* _Work instructions_:
Write out the lines from the line containing "Transcribe the text in this document." through the final line of the listing below, exactly, omitting every other line.

** begin Records supplied **

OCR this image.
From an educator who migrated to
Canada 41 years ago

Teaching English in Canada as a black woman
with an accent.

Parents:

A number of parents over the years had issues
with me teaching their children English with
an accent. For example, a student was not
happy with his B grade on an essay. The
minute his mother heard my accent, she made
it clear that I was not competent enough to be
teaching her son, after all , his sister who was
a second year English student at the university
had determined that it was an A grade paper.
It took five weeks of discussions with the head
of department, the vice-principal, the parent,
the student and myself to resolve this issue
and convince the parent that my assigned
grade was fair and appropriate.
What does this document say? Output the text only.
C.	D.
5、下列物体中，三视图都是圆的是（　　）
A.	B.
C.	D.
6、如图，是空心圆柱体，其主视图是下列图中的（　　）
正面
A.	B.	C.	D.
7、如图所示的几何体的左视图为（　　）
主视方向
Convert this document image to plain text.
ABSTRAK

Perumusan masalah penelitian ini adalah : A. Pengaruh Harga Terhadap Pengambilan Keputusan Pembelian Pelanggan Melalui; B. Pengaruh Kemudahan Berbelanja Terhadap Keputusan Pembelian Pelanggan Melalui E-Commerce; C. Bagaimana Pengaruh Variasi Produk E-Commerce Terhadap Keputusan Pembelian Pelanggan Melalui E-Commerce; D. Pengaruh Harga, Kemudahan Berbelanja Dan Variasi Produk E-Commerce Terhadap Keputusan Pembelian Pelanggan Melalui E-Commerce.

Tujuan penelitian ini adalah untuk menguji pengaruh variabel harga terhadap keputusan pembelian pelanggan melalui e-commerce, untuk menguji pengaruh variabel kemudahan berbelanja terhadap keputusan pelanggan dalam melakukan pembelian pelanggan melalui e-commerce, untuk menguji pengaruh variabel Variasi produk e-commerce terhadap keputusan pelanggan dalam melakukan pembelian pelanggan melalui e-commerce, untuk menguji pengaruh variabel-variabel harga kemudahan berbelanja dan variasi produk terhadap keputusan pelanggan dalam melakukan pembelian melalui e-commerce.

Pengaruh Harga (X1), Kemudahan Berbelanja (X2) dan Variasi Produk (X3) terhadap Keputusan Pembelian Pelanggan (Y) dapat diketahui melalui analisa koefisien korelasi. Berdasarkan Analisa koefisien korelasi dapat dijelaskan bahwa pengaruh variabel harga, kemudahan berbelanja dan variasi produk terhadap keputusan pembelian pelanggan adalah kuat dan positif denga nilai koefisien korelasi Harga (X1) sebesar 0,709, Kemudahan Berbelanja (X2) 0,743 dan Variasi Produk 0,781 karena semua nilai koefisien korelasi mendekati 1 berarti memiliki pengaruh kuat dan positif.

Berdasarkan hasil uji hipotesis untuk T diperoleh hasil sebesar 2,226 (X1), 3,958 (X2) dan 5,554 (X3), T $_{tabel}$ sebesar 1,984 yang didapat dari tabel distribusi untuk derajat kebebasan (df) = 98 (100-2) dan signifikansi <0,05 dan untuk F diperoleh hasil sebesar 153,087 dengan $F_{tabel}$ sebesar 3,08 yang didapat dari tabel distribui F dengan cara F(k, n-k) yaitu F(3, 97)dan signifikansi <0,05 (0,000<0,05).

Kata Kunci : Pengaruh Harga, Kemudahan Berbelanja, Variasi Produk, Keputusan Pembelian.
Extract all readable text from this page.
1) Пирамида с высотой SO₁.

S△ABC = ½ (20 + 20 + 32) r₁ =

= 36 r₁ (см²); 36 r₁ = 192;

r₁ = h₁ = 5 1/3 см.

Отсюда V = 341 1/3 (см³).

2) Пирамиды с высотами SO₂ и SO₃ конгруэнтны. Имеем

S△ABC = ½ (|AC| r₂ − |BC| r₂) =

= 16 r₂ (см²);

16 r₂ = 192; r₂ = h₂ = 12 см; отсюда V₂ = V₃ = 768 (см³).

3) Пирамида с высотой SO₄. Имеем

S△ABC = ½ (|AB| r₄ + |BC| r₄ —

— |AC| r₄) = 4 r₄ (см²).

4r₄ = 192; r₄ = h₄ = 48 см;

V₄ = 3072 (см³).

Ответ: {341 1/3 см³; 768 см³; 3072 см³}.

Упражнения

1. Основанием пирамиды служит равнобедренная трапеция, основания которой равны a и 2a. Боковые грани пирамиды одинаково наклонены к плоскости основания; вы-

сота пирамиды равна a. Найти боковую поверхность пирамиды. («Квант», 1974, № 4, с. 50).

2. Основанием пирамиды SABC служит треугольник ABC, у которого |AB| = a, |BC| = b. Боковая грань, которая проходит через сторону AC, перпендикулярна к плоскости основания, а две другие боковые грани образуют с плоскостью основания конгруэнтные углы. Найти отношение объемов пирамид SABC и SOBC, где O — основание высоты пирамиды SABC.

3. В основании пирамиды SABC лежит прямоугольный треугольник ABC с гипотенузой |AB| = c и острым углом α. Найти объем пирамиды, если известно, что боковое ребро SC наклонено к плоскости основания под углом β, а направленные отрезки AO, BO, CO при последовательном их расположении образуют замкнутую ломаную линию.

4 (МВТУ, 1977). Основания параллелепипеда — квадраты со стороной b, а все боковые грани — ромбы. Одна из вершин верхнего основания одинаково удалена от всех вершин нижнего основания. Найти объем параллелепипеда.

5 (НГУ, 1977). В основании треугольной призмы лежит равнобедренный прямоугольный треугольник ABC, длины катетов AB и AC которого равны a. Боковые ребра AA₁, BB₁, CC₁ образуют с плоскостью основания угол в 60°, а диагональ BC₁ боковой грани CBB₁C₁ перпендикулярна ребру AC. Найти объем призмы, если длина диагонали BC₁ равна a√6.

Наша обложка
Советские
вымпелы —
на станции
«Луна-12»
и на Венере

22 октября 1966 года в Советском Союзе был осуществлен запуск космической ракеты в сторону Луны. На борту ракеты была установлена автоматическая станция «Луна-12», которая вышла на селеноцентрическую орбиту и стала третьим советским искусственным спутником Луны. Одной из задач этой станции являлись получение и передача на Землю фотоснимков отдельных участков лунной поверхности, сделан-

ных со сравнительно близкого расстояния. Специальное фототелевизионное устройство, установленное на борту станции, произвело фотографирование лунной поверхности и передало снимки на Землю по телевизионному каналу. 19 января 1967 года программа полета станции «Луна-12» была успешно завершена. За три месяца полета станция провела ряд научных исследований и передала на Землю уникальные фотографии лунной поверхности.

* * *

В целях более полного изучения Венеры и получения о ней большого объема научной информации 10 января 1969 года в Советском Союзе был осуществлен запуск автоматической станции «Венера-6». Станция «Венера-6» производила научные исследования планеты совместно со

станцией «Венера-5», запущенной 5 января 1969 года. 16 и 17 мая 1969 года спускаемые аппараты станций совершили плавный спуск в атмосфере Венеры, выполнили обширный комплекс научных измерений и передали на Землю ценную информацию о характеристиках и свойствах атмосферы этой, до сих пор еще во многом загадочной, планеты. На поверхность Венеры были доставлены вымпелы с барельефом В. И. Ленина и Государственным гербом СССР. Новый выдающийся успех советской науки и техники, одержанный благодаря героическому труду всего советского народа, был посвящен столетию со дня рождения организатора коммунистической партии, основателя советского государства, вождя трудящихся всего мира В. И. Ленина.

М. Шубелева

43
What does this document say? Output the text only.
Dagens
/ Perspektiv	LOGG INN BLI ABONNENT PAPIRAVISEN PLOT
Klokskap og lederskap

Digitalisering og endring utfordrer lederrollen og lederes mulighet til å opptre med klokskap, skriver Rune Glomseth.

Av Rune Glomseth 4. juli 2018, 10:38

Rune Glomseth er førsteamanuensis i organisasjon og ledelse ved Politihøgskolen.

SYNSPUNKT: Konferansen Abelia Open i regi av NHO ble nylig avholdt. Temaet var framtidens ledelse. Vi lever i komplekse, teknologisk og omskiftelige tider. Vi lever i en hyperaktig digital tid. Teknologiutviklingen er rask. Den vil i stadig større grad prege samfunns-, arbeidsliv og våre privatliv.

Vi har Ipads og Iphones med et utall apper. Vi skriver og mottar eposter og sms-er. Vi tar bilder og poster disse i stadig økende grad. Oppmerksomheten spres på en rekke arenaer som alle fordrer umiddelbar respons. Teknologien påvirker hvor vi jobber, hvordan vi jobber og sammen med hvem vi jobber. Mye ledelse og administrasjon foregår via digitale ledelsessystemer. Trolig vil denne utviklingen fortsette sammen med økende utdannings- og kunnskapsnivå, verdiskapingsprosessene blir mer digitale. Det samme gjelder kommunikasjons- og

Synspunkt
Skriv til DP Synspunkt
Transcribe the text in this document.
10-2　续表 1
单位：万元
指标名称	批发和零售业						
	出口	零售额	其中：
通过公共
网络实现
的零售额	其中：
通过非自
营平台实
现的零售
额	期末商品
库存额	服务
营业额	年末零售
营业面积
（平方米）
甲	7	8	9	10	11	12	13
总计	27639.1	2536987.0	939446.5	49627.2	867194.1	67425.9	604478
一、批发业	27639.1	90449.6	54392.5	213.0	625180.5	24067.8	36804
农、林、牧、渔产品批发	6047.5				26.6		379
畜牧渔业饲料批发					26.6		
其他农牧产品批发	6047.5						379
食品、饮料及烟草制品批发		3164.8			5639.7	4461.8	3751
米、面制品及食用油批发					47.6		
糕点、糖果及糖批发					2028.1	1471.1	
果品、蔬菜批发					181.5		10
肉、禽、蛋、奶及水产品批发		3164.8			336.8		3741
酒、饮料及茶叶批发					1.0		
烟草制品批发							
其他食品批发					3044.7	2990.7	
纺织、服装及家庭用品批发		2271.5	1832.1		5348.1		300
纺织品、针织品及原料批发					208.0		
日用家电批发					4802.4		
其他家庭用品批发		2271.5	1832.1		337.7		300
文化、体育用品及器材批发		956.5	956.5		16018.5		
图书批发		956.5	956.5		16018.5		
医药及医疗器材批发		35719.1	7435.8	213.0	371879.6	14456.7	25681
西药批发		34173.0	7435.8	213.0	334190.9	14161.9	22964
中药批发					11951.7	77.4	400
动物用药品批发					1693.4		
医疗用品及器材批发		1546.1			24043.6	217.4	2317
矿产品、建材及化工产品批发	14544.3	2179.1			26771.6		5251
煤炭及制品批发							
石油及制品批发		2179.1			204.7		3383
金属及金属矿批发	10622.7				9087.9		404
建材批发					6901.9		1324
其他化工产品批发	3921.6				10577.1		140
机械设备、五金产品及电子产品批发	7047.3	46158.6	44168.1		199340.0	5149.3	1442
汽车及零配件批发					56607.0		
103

** end Records supplied **

* _Problem solution_:
Transcribe the text in this document.
10-2　续表 1
单位：万元
指标名称	批发和零售业						
	出口	零售额	其中：
通过公共
网络实现
的零售额	其中：
通过非自
营平台实
现的零售
额	期末商品
库存额	服务
营业额	年末零售
营业面积
（平方米）
甲	7	8	9	10	11	12	13
总计	27639.1	2536987.0	939446.5	49627.2	867194.1	67425.9	604478
一、批发业	27639.1	90449.6	54392.5	213.0	625180.5	24067.8	36804
农、林、牧、渔产品批发	6047.5				26.6		379
畜牧渔业饲料批发					26.6		
其他农牧产品批发	6047.5						379
食品、饮料及烟草制品批发		3164.8			5639.7	4461.8	3751
米、面制品及食用油批发					47.6		
糕点、糖果及糖批发					2028.1	1471.1	
果品、蔬菜批发					181.5		10
肉、禽、蛋、奶及水产品批发		3164.8			336.8		3741
酒、饮料及茶叶批发					1.0		
烟草制品批发							
其他食品批发					3044.7	2990.7	
纺织、服装及家庭用品批发		2271.5	1832.1		5348.1		300
纺织品、针织品及原料批发					208.0		
日用家电批发					4802.4		
其他家庭用品批发		2271.5	1832.1		337.7		300
文化、体育用品及器材批发		956.5	956.5		16018.5		
图书批发		956.5	956.5		16018.5		
医药及医疗器材批发		35719.1	7435.8	213.0	371879.6	14456.7	25681
西药批发		34173.0	7435.8	213.0	334190.9	14161.9	22964
中药批发					11951.7	77.4	400
动物用药品批发					1693.4		
医疗用品及器材批发		1546.1			24043.6	217.4	2317
矿产品、建材及化工产品批发	14544.3	2179.1			26771.6		5251
煤炭及制品批发							
石油及制品批发		2179.1			204.7		3383
金属及金属矿批发	10622.7				9087.9		404
建材批发					6901.9		1324
其他化工产品批发	3921.6				10577.1		140
机械设备、五金产品及电子产品批发	7047.3	46158.6	44168.1		199340.0	5149.3	1442
汽车及零配件批发					56607.0		
103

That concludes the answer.